- EXERCISE DIRECTIONS -
Output the full listing below exactly as it reads, and skip anything that is a picture.

- TASK INPUTS -

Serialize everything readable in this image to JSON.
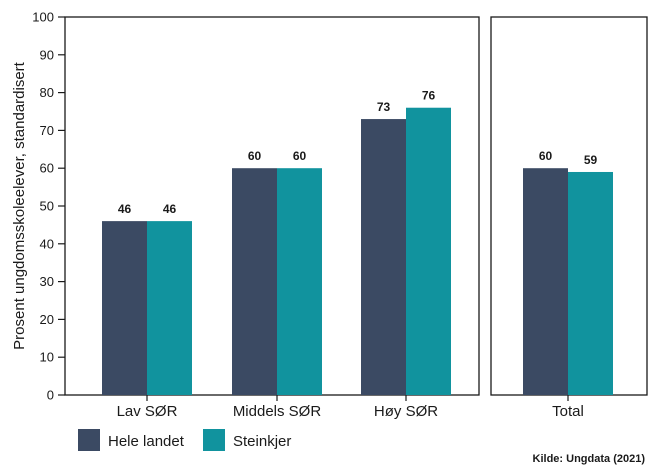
{
  "chart_data": {
    "type": "bar",
    "ylabel": "Prosent ungdomsskoleelever, standardisert",
    "ylim": [
      0,
      100
    ],
    "yticks": [
      0,
      10,
      20,
      30,
      40,
      50,
      60,
      70,
      80,
      90,
      100
    ],
    "categories": [
      "Lav SØR",
      "Middels SØR",
      "Høy SØR"
    ],
    "total_category": "Total",
    "series": [
      {
        "name": "Hele landet",
        "color": "#3b4a63",
        "values": [
          46,
          60,
          73
        ],
        "total": 60
      },
      {
        "name": "Steinkjer",
        "color": "#11939e",
        "values": [
          46,
          60,
          76
        ],
        "total": 59
      }
    ],
    "legend_position": "bottom-left",
    "source": "Kilde: Ungdata (2021)"
  }
}
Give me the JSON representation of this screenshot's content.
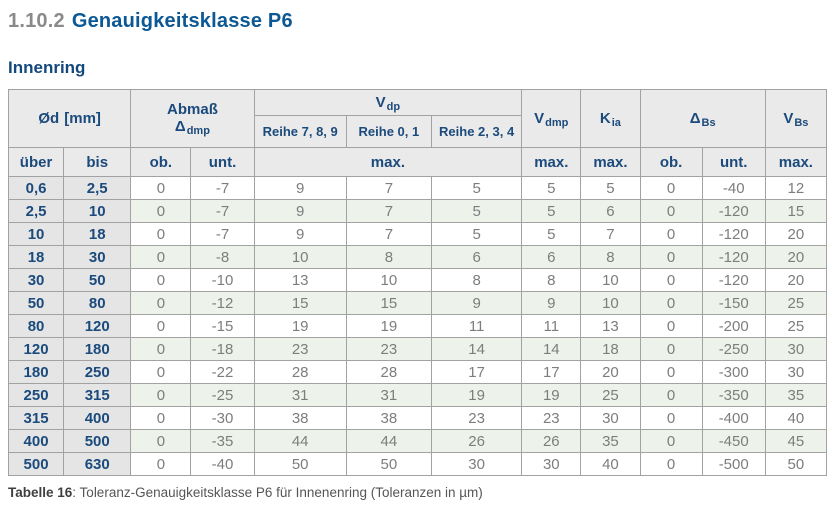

- RESPONSE -
Serialize everything readable in this image to JSON.
{
  "chart_data": {
    "type": "bar",
    "ylabel": "Prosent ungdomsskoleelever, standardisert",
    "ylim": [
      0,
      100
    ],
    "yticks": [
      0,
      10,
      20,
      30,
      40,
      50,
      60,
      70,
      80,
      90,
      100
    ],
    "categories": [
      "Lav SØR",
      "Middels SØR",
      "Høy SØR"
    ],
    "total_category": "Total",
    "series": [
      {
        "name": "Hele landet",
        "color": "#3b4a63",
        "values": [
          46,
          60,
          73
        ],
        "total": 60
      },
      {
        "name": "Steinkjer",
        "color": "#11939e",
        "values": [
          46,
          60,
          76
        ],
        "total": 59
      }
    ],
    "legend_position": "bottom-left",
    "source": "Kilde: Ungdata (2021)"
  }
}
Give me the JSON representation of this screenshot's content.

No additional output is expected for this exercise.